Every line that holds the string "спортивных" is to be identified and copied.

BEGIN RECORDS SHOWN

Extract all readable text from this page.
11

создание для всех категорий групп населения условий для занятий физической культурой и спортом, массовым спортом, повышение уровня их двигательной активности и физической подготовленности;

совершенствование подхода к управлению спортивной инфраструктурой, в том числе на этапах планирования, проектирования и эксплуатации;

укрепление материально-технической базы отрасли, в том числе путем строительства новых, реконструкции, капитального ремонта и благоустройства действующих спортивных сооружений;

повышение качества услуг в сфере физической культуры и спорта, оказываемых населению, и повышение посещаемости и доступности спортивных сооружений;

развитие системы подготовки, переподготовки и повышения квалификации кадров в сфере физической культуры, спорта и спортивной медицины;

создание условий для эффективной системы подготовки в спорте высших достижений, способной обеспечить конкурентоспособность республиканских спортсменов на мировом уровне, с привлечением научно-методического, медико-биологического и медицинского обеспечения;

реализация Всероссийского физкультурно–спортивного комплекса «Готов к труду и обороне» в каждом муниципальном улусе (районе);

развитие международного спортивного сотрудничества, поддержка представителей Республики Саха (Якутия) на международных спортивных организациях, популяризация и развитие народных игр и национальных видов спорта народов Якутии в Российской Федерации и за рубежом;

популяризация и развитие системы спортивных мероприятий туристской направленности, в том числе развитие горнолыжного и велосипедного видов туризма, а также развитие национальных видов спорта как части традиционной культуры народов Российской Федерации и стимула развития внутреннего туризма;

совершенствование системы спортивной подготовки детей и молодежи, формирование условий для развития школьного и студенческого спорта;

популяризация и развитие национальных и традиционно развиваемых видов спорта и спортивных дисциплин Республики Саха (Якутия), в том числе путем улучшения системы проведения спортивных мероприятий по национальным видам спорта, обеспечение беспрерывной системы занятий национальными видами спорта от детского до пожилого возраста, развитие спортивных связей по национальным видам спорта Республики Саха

END RECORDS SHOWN

§ SOLUTION:
укрепление материально-технической базы отрасли, в том числе путем строительства новых, реконструкции, капитального ремонта и благоустройства действующих спортивных сооружений;
повышение качества услуг в сфере физической культуры и спорта, оказываемых населению, и повышение посещаемости и доступности спортивных сооружений;
развитие международного спортивного сотрудничества, поддержка представителей Республики Саха (Якутия) на международных спортивных организациях, популяризация и развитие народных игр и национальных видов спорта народов Якутии в Российской Федерации и за рубежом;
популяризация и развитие системы спортивных мероприятий туристской направленности, в том числе развитие горнолыжного и велосипедного видов туризма, а также развитие национальных видов спорта как части традиционной культуры народов Российской Федерации и стимула развития внутреннего туризма;
популяризация и развитие национальных и традиционно развиваемых видов спорта и спортивных дисциплин Республики Саха (Якутия), в том числе путем улучшения системы проведения спортивных мероприятий по национальным видам спорта, обеспечение беспрерывной системы занятий национальными видами спорта от детского до пожилого возраста, развитие спортивных связей по национальным видам спорта Республики Саха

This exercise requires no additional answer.